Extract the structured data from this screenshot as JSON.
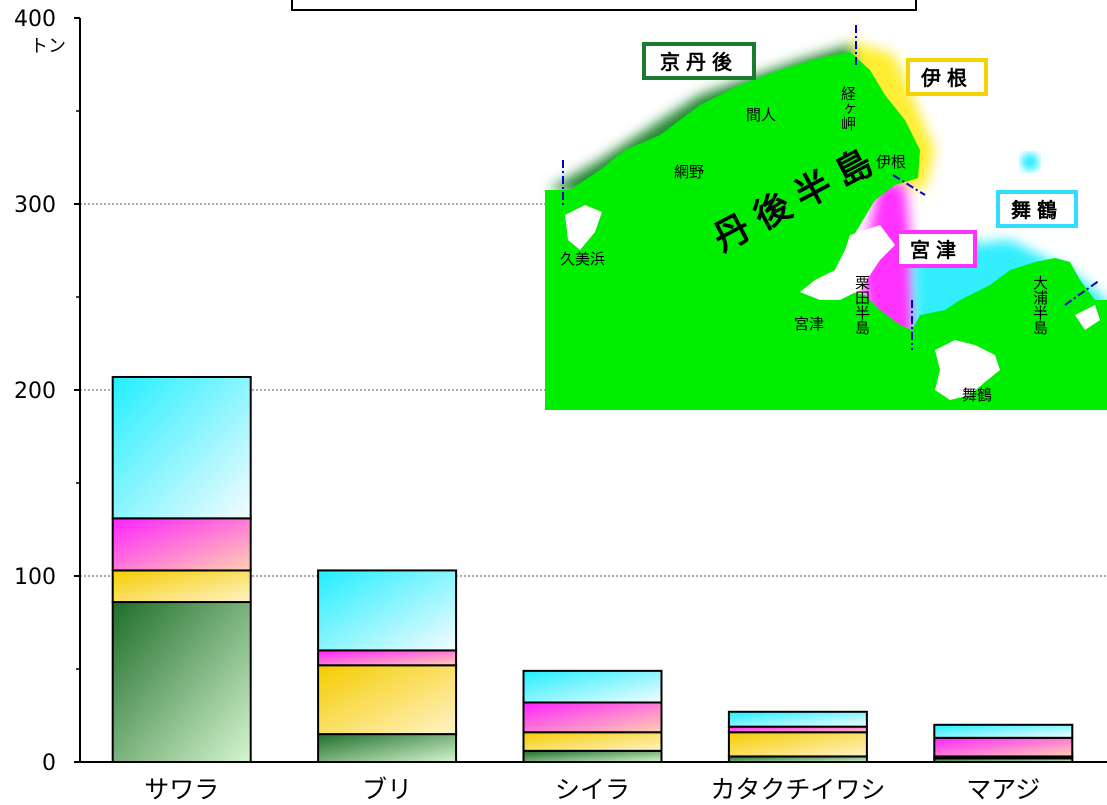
{
  "chart_data": {
    "type": "bar",
    "stacked": true,
    "title": "",
    "unit": "トン",
    "ylim": [
      0,
      400
    ],
    "yticks": [
      0,
      100,
      200,
      300,
      400
    ],
    "grid": "dotted at 100, 200, 300",
    "categories": [
      "サワラ",
      "ブリ",
      "シイラ",
      "カタクチイワシ",
      "マアジ"
    ],
    "series": [
      {
        "name": "京丹後",
        "color": "#1e7a2e",
        "values": [
          86,
          15,
          6,
          3,
          2
        ]
      },
      {
        "name": "伊根",
        "color": "#f5d200",
        "values": [
          17,
          37,
          10,
          13,
          1
        ]
      },
      {
        "name": "宮津",
        "color": "#ff33ff",
        "values": [
          28,
          8,
          16,
          3,
          10
        ]
      },
      {
        "name": "舞鶴",
        "color": "#33eeff",
        "values": [
          76,
          43,
          17,
          8,
          7
        ]
      }
    ]
  },
  "map": {
    "regions": [
      {
        "label": "京丹後",
        "border": "#1e7a2e"
      },
      {
        "label": "伊根",
        "border": "#f5d200"
      },
      {
        "label": "宮津",
        "border": "#ff33ff"
      },
      {
        "label": "舞鶴",
        "border": "#33ddff"
      }
    ],
    "peninsula": "丹後半島",
    "places": [
      "間人",
      "経ヶ岬",
      "網野",
      "伊根",
      "久美浜",
      "栗田半島",
      "宮津",
      "大浦半島",
      "舞鶴"
    ]
  }
}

══════

From the entries above, return each line with the word "border" in it.

Written answer:
        "border": "#1e7a2e"
        "border": "#f5d200"
        "border": "#ff33ff"
        "border": "#33ddff"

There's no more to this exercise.